#### [The exercise]
Reproduce every line of the material below, but drop the pictures.

* * *

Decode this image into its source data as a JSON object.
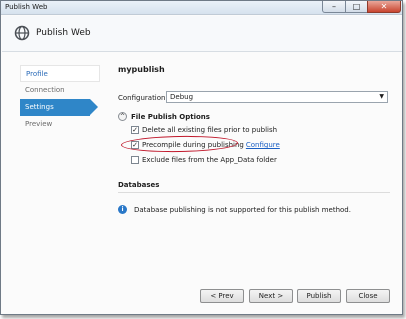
{
  "window": {
    "title": "Publish Web",
    "minimize_glyph": "–",
    "maximize_glyph": "□",
    "close_glyph": "✕"
  },
  "header": {
    "title": "Publish Web",
    "icon": "globe-icon"
  },
  "nav": {
    "items": [
      {
        "label": "Profile",
        "state": "visited"
      },
      {
        "label": "Connection",
        "state": "normal"
      },
      {
        "label": "Settings",
        "state": "selected"
      },
      {
        "label": "Preview",
        "state": "normal"
      }
    ]
  },
  "settings": {
    "profile_name": "mypublish",
    "configuration_label": "Configuration:",
    "configuration_value": "Debug",
    "file_publish": {
      "title": "File Publish Options",
      "collapse_glyph": "^",
      "options": [
        {
          "label": "Delete all existing files prior to publish",
          "checked": true
        },
        {
          "label": "Precompile during publishing",
          "checked": true,
          "link": "Configure"
        },
        {
          "label": "Exclude files from the App_Data folder",
          "checked": false
        }
      ]
    },
    "databases": {
      "title": "Databases",
      "info_text": "Database publishing is not supported for this publish method."
    }
  },
  "buttons": {
    "prev": "< Prev",
    "next": "Next >",
    "publish": "Publish",
    "close": "Close"
  },
  "colors": {
    "accent": "#2f86c8",
    "highlight_ring": "#c0182b",
    "link": "#1a5fc4"
  }
}
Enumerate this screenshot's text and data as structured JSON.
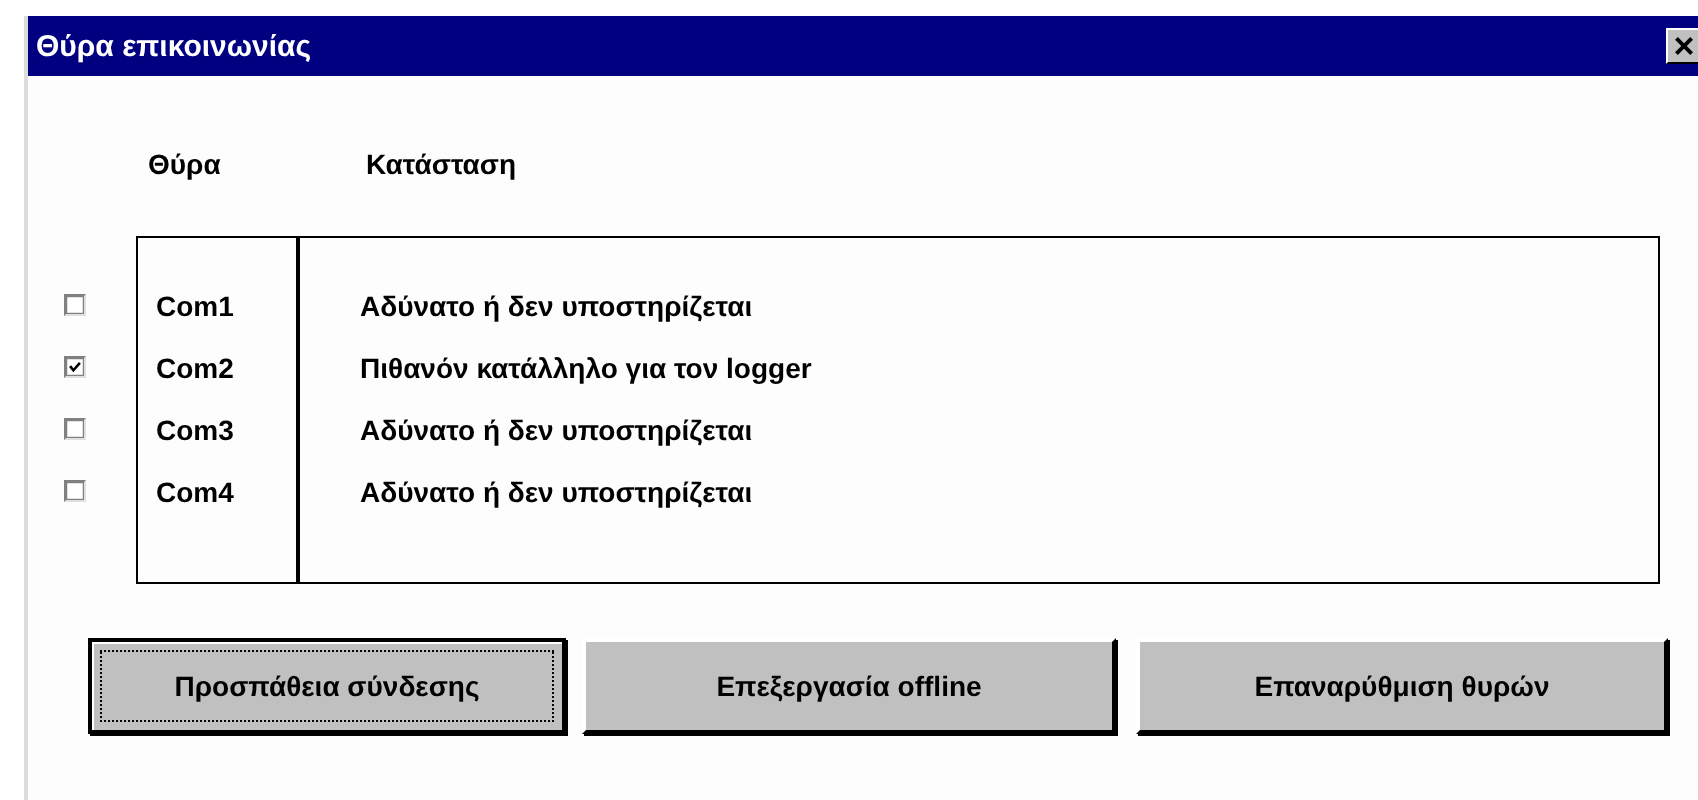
{
  "window": {
    "title": "Θύρα επικοινωνίας",
    "close": "×"
  },
  "columns": [
    "Θύρα",
    "Κατάσταση"
  ],
  "ports": [
    {
      "name": "Com1",
      "status": "Αδύνατο ή δεν υποστηρίζεται",
      "checked": false
    },
    {
      "name": "Com2",
      "status": "Πιθανόν κατάλληλο για τον logger",
      "checked": true
    },
    {
      "name": "Com3",
      "status": "Αδύνατο ή δεν υποστηρίζεται",
      "checked": false
    },
    {
      "name": "Com4",
      "status": "Αδύνατο ή δεν υποστηρίζεται",
      "checked": false
    }
  ],
  "buttons": [
    {
      "label": "Προσπάθεια σύνδεσης",
      "focused": true
    },
    {
      "label": "Επεξεργασία offline",
      "focused": false
    },
    {
      "label": "Επαναρύθμιση θυρών",
      "focused": false
    }
  ]
}
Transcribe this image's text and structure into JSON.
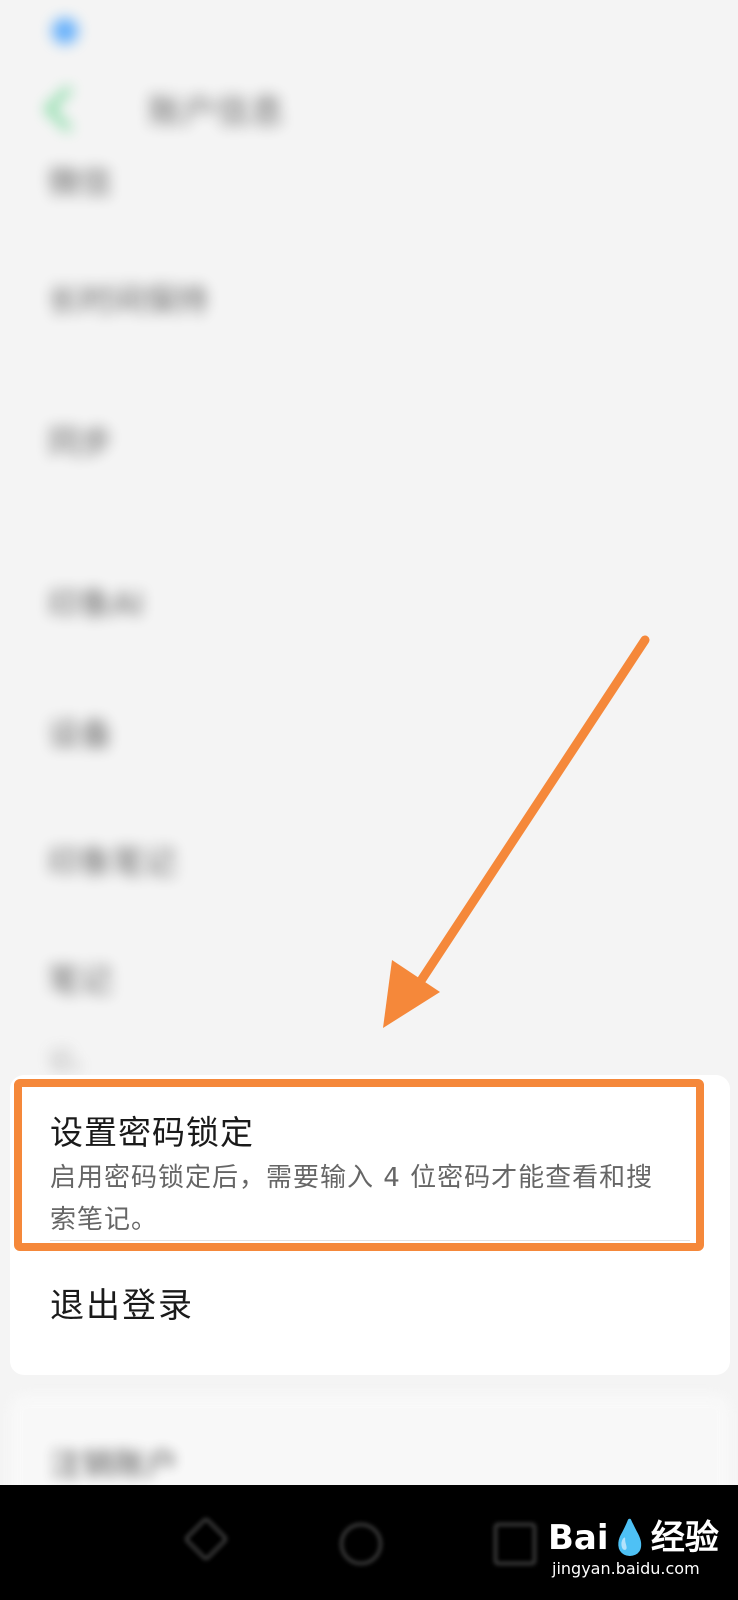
{
  "status_bar": {
    "left_text": "",
    "right_text": ""
  },
  "header": {
    "title": "账户信息"
  },
  "background_items": [
    {
      "title": "微信",
      "desc": ""
    },
    {
      "title": "长时间保持",
      "desc": ""
    },
    {
      "title": "同步",
      "desc": ""
    },
    {
      "title": "印象AI",
      "desc": ""
    },
    {
      "title": "设备",
      "desc": ""
    },
    {
      "title": "印象笔记",
      "desc": ""
    },
    {
      "title": "笔记",
      "desc": "记。"
    }
  ],
  "password_lock": {
    "title": "设置密码锁定",
    "description": "启用密码锁定后，需要输入 4 位密码才能查看和搜索笔记。"
  },
  "logout": {
    "label": "退出登录"
  },
  "bottom_card": {
    "title": "注销账户"
  },
  "watermark": {
    "text": "Bai💧经验",
    "sub": "jingyan.baidu.com"
  },
  "colors": {
    "highlight": "#f5883a",
    "arrow": "#f5883a"
  }
}
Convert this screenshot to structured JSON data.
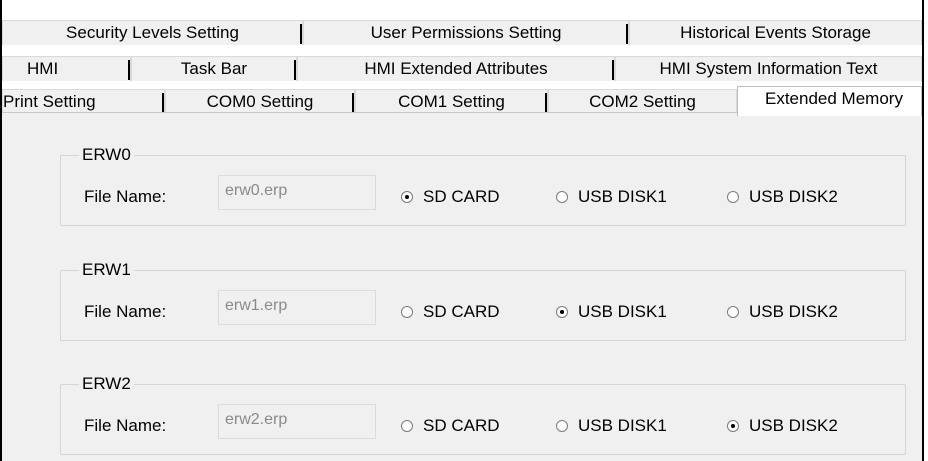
{
  "tabs": {
    "row1": [
      "Security Levels Setting",
      "User Permissions Setting",
      "Historical Events Storage"
    ],
    "row2": [
      "HMI",
      "Task Bar",
      "HMI Extended Attributes",
      "HMI System Information Text"
    ],
    "row3": [
      "Print Setting",
      "COM0 Setting",
      "COM1 Setting",
      "COM2 Setting",
      "Extended Memory"
    ],
    "active": "Extended Memory"
  },
  "file_name_label": "File Name:",
  "radio_options": [
    "SD CARD",
    "USB DISK1",
    "USB DISK2"
  ],
  "groups": [
    {
      "title": "ERW0",
      "file_name": "erw0.erp",
      "selected": "SD CARD"
    },
    {
      "title": "ERW1",
      "file_name": "erw1.erp",
      "selected": "USB DISK1"
    },
    {
      "title": "ERW2",
      "file_name": "erw2.erp",
      "selected": "USB DISK2"
    }
  ]
}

* * *

#### [Solution for this task]
Decode this image into its source data as a JSON object.
{
  "window": {
    "title": "Publish Web",
    "minimize_glyph": "–",
    "maximize_glyph": "□",
    "close_glyph": "✕"
  },
  "header": {
    "title": "Publish Web",
    "icon": "globe-icon"
  },
  "nav": {
    "items": [
      {
        "label": "Profile",
        "state": "visited"
      },
      {
        "label": "Connection",
        "state": "normal"
      },
      {
        "label": "Settings",
        "state": "selected"
      },
      {
        "label": "Preview",
        "state": "normal"
      }
    ]
  },
  "settings": {
    "profile_name": "mypublish",
    "configuration_label": "Configuration:",
    "configuration_value": "Debug",
    "file_publish": {
      "title": "File Publish Options",
      "collapse_glyph": "^",
      "options": [
        {
          "label": "Delete all existing files prior to publish",
          "checked": true
        },
        {
          "label": "Precompile during publishing",
          "checked": true,
          "link": "Configure"
        },
        {
          "label": "Exclude files from the App_Data folder",
          "checked": false
        }
      ]
    },
    "databases": {
      "title": "Databases",
      "info_text": "Database publishing is not supported for this publish method."
    }
  },
  "buttons": {
    "prev": "< Prev",
    "next": "Next >",
    "publish": "Publish",
    "close": "Close"
  },
  "colors": {
    "accent": "#2f86c8",
    "highlight_ring": "#c0182b",
    "link": "#1a5fc4"
  }
}
Enumerate this screenshot's text and data as structured JSON.
{
  "window": {
    "title": "Θύρα επικοινωνίας",
    "close": "×"
  },
  "columns": [
    "Θύρα",
    "Κατάσταση"
  ],
  "ports": [
    {
      "name": "Com1",
      "status": "Αδύνατο ή δεν υποστηρίζεται",
      "checked": false
    },
    {
      "name": "Com2",
      "status": "Πιθανόν κατάλληλο για τον logger",
      "checked": true
    },
    {
      "name": "Com3",
      "status": "Αδύνατο ή δεν υποστηρίζεται",
      "checked": false
    },
    {
      "name": "Com4",
      "status": "Αδύνατο ή δεν υποστηρίζεται",
      "checked": false
    }
  ],
  "buttons": [
    {
      "label": "Προσπάθεια σύνδεσης",
      "focused": true
    },
    {
      "label": "Επεξεργασία offline",
      "focused": false
    },
    {
      "label": "Επαναρύθμιση θυρών",
      "focused": false
    }
  ]
}
Transcribe this image's text and structure into JSON.
{
  "status_bar": {
    "left_text": "",
    "right_text": ""
  },
  "header": {
    "title": "账户信息"
  },
  "background_items": [
    {
      "title": "微信",
      "desc": ""
    },
    {
      "title": "长时间保持",
      "desc": ""
    },
    {
      "title": "同步",
      "desc": ""
    },
    {
      "title": "印象AI",
      "desc": ""
    },
    {
      "title": "设备",
      "desc": ""
    },
    {
      "title": "印象笔记",
      "desc": ""
    },
    {
      "title": "笔记",
      "desc": "记。"
    }
  ],
  "password_lock": {
    "title": "设置密码锁定",
    "description": "启用密码锁定后，需要输入 4 位密码才能查看和搜索笔记。"
  },
  "logout": {
    "label": "退出登录"
  },
  "bottom_card": {
    "title": "注销账户"
  },
  "watermark": {
    "text": "Bai💧经验",
    "sub": "jingyan.baidu.com"
  },
  "colors": {
    "highlight": "#f5883a",
    "arrow": "#f5883a"
  }
}
Convert this screenshot to structured JSON data.
{
  "tabs": {
    "row1": [
      "Security Levels Setting",
      "User Permissions Setting",
      "Historical Events Storage"
    ],
    "row2": [
      "HMI",
      "Task Bar",
      "HMI Extended Attributes",
      "HMI System Information Text"
    ],
    "row3": [
      "Print Setting",
      "COM0 Setting",
      "COM1 Setting",
      "COM2 Setting",
      "Extended Memory"
    ],
    "active": "Extended Memory"
  },
  "file_name_label": "File Name:",
  "radio_options": [
    "SD CARD",
    "USB DISK1",
    "USB DISK2"
  ],
  "groups": [
    {
      "title": "ERW0",
      "file_name": "erw0.erp",
      "selected": "SD CARD"
    },
    {
      "title": "ERW1",
      "file_name": "erw1.erp",
      "selected": "USB DISK1"
    },
    {
      "title": "ERW2",
      "file_name": "erw2.erp",
      "selected": "USB DISK2"
    }
  ]
}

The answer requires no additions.